§ **Exercise description**
Make an exact copy of each entry, leaving out every picture.

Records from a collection
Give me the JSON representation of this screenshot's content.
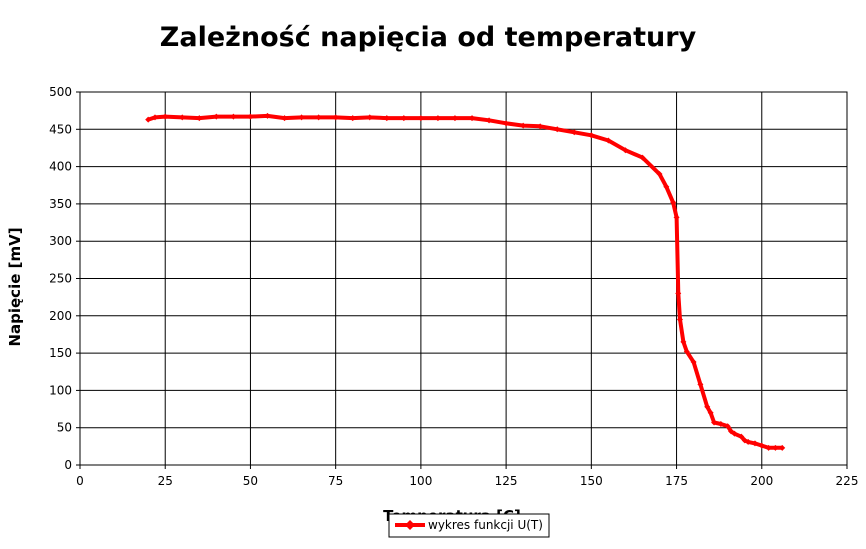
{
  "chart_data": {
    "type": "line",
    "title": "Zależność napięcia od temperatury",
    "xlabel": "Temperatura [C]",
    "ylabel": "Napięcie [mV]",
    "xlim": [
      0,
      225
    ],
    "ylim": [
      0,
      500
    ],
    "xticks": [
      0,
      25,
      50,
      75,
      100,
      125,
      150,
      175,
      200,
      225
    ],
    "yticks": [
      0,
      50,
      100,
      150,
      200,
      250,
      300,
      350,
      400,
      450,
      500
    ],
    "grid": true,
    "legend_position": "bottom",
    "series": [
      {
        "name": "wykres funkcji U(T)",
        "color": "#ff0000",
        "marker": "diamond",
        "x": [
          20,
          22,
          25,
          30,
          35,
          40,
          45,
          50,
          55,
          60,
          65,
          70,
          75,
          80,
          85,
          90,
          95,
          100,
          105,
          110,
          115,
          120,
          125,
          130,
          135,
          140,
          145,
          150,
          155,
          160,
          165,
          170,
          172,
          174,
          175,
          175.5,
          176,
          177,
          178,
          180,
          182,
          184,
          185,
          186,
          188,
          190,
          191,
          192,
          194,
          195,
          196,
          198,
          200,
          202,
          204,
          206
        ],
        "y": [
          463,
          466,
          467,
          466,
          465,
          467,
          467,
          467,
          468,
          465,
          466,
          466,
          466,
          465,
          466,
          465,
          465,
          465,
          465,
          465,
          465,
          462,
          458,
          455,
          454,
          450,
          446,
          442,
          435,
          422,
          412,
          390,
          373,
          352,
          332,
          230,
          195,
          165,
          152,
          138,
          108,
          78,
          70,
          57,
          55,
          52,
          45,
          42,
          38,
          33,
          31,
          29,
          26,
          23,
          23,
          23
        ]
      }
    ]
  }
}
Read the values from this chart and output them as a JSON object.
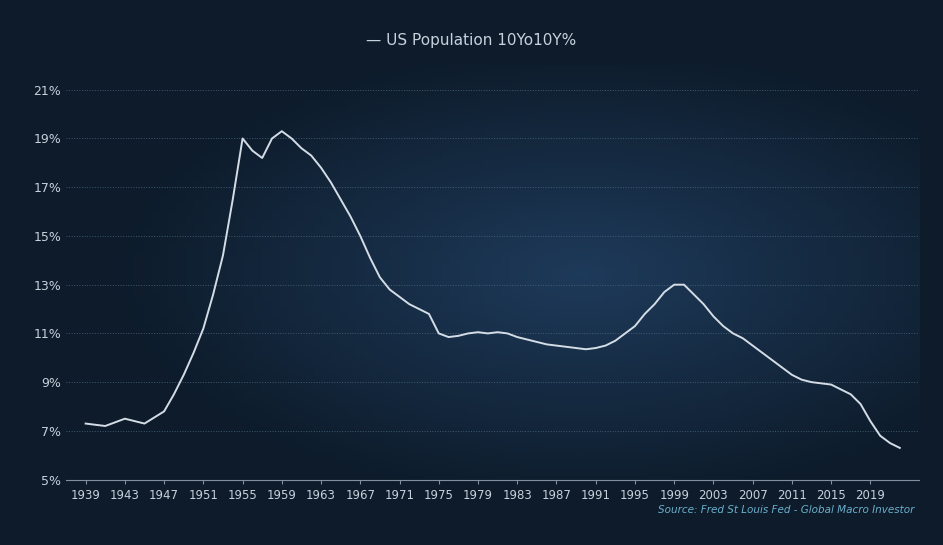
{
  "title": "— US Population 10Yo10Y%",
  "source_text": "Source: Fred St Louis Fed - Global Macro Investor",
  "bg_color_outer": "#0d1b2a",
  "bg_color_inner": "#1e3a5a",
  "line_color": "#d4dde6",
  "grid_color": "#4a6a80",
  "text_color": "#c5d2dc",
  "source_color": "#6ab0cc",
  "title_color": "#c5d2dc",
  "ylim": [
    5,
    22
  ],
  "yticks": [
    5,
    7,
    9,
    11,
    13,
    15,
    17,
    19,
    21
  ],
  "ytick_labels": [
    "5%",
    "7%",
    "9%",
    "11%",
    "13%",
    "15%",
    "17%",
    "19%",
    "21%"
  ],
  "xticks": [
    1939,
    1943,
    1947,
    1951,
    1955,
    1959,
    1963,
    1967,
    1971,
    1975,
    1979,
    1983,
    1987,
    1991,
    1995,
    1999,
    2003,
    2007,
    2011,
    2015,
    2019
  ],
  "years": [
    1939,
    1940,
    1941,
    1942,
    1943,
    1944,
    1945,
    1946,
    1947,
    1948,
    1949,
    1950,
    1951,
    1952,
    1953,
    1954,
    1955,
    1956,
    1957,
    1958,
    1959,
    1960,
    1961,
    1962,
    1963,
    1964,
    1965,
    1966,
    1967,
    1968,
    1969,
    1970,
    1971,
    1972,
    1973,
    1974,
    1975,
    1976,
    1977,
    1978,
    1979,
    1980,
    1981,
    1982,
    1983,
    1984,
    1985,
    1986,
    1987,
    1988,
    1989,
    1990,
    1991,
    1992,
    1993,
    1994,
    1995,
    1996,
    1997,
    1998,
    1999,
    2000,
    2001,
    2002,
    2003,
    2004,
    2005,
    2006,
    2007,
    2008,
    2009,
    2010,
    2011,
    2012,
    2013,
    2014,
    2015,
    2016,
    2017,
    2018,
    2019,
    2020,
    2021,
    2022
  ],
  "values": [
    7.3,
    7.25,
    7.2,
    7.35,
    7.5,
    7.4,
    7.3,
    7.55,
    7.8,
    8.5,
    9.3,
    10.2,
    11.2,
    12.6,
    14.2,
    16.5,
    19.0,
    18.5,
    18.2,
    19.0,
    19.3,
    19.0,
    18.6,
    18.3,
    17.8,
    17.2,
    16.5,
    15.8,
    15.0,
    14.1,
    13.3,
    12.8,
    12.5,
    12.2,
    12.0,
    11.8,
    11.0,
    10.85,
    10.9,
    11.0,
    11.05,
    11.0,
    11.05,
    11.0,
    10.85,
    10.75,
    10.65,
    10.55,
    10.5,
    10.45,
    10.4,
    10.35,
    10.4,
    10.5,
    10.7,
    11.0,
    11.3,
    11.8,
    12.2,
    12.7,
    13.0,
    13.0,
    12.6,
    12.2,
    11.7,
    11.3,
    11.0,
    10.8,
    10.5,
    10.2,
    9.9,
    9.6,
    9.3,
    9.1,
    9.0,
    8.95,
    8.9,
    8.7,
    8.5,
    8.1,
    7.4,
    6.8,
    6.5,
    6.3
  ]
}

§ **Output for this task**
Give me the JSON representation of this screenshot's content.
{
  "chart_data": {
    "type": "line",
    "title": "Zależność napięcia od temperatury",
    "xlabel": "Temperatura [C]",
    "ylabel": "Napięcie [mV]",
    "xlim": [
      0,
      225
    ],
    "ylim": [
      0,
      500
    ],
    "xticks": [
      0,
      25,
      50,
      75,
      100,
      125,
      150,
      175,
      200,
      225
    ],
    "yticks": [
      0,
      50,
      100,
      150,
      200,
      250,
      300,
      350,
      400,
      450,
      500
    ],
    "grid": true,
    "legend_position": "bottom",
    "series": [
      {
        "name": "wykres funkcji U(T)",
        "color": "#ff0000",
        "marker": "diamond",
        "x": [
          20,
          22,
          25,
          30,
          35,
          40,
          45,
          50,
          55,
          60,
          65,
          70,
          75,
          80,
          85,
          90,
          95,
          100,
          105,
          110,
          115,
          120,
          125,
          130,
          135,
          140,
          145,
          150,
          155,
          160,
          165,
          170,
          172,
          174,
          175,
          175.5,
          176,
          177,
          178,
          180,
          182,
          184,
          185,
          186,
          188,
          190,
          191,
          192,
          194,
          195,
          196,
          198,
          200,
          202,
          204,
          206
        ],
        "y": [
          463,
          466,
          467,
          466,
          465,
          467,
          467,
          467,
          468,
          465,
          466,
          466,
          466,
          465,
          466,
          465,
          465,
          465,
          465,
          465,
          465,
          462,
          458,
          455,
          454,
          450,
          446,
          442,
          435,
          422,
          412,
          390,
          373,
          352,
          332,
          230,
          195,
          165,
          152,
          138,
          108,
          78,
          70,
          57,
          55,
          52,
          45,
          42,
          38,
          33,
          31,
          29,
          26,
          23,
          23,
          23
        ]
      }
    ]
  }
}
Read the values from this chart and output them as a JSON object.
{
  "title": "— US Population 10Yo10Y%",
  "source_text": "Source: Fred St Louis Fed - Global Macro Investor",
  "bg_color_outer": "#0d1b2a",
  "bg_color_inner": "#1e3a5a",
  "line_color": "#d4dde6",
  "grid_color": "#4a6a80",
  "text_color": "#c5d2dc",
  "source_color": "#6ab0cc",
  "title_color": "#c5d2dc",
  "ylim": [
    5,
    22
  ],
  "yticks": [
    5,
    7,
    9,
    11,
    13,
    15,
    17,
    19,
    21
  ],
  "ytick_labels": [
    "5%",
    "7%",
    "9%",
    "11%",
    "13%",
    "15%",
    "17%",
    "19%",
    "21%"
  ],
  "xticks": [
    1939,
    1943,
    1947,
    1951,
    1955,
    1959,
    1963,
    1967,
    1971,
    1975,
    1979,
    1983,
    1987,
    1991,
    1995,
    1999,
    2003,
    2007,
    2011,
    2015,
    2019
  ],
  "years": [
    1939,
    1940,
    1941,
    1942,
    1943,
    1944,
    1945,
    1946,
    1947,
    1948,
    1949,
    1950,
    1951,
    1952,
    1953,
    1954,
    1955,
    1956,
    1957,
    1958,
    1959,
    1960,
    1961,
    1962,
    1963,
    1964,
    1965,
    1966,
    1967,
    1968,
    1969,
    1970,
    1971,
    1972,
    1973,
    1974,
    1975,
    1976,
    1977,
    1978,
    1979,
    1980,
    1981,
    1982,
    1983,
    1984,
    1985,
    1986,
    1987,
    1988,
    1989,
    1990,
    1991,
    1992,
    1993,
    1994,
    1995,
    1996,
    1997,
    1998,
    1999,
    2000,
    2001,
    2002,
    2003,
    2004,
    2005,
    2006,
    2007,
    2008,
    2009,
    2010,
    2011,
    2012,
    2013,
    2014,
    2015,
    2016,
    2017,
    2018,
    2019,
    2020,
    2021,
    2022
  ],
  "values": [
    7.3,
    7.25,
    7.2,
    7.35,
    7.5,
    7.4,
    7.3,
    7.55,
    7.8,
    8.5,
    9.3,
    10.2,
    11.2,
    12.6,
    14.2,
    16.5,
    19.0,
    18.5,
    18.2,
    19.0,
    19.3,
    19.0,
    18.6,
    18.3,
    17.8,
    17.2,
    16.5,
    15.8,
    15.0,
    14.1,
    13.3,
    12.8,
    12.5,
    12.2,
    12.0,
    11.8,
    11.0,
    10.85,
    10.9,
    11.0,
    11.05,
    11.0,
    11.05,
    11.0,
    10.85,
    10.75,
    10.65,
    10.55,
    10.5,
    10.45,
    10.4,
    10.35,
    10.4,
    10.5,
    10.7,
    11.0,
    11.3,
    11.8,
    12.2,
    12.7,
    13.0,
    13.0,
    12.6,
    12.2,
    11.7,
    11.3,
    11.0,
    10.8,
    10.5,
    10.2,
    9.9,
    9.6,
    9.3,
    9.1,
    9.0,
    8.95,
    8.9,
    8.7,
    8.5,
    8.1,
    7.4,
    6.8,
    6.5,
    6.3
  ]
}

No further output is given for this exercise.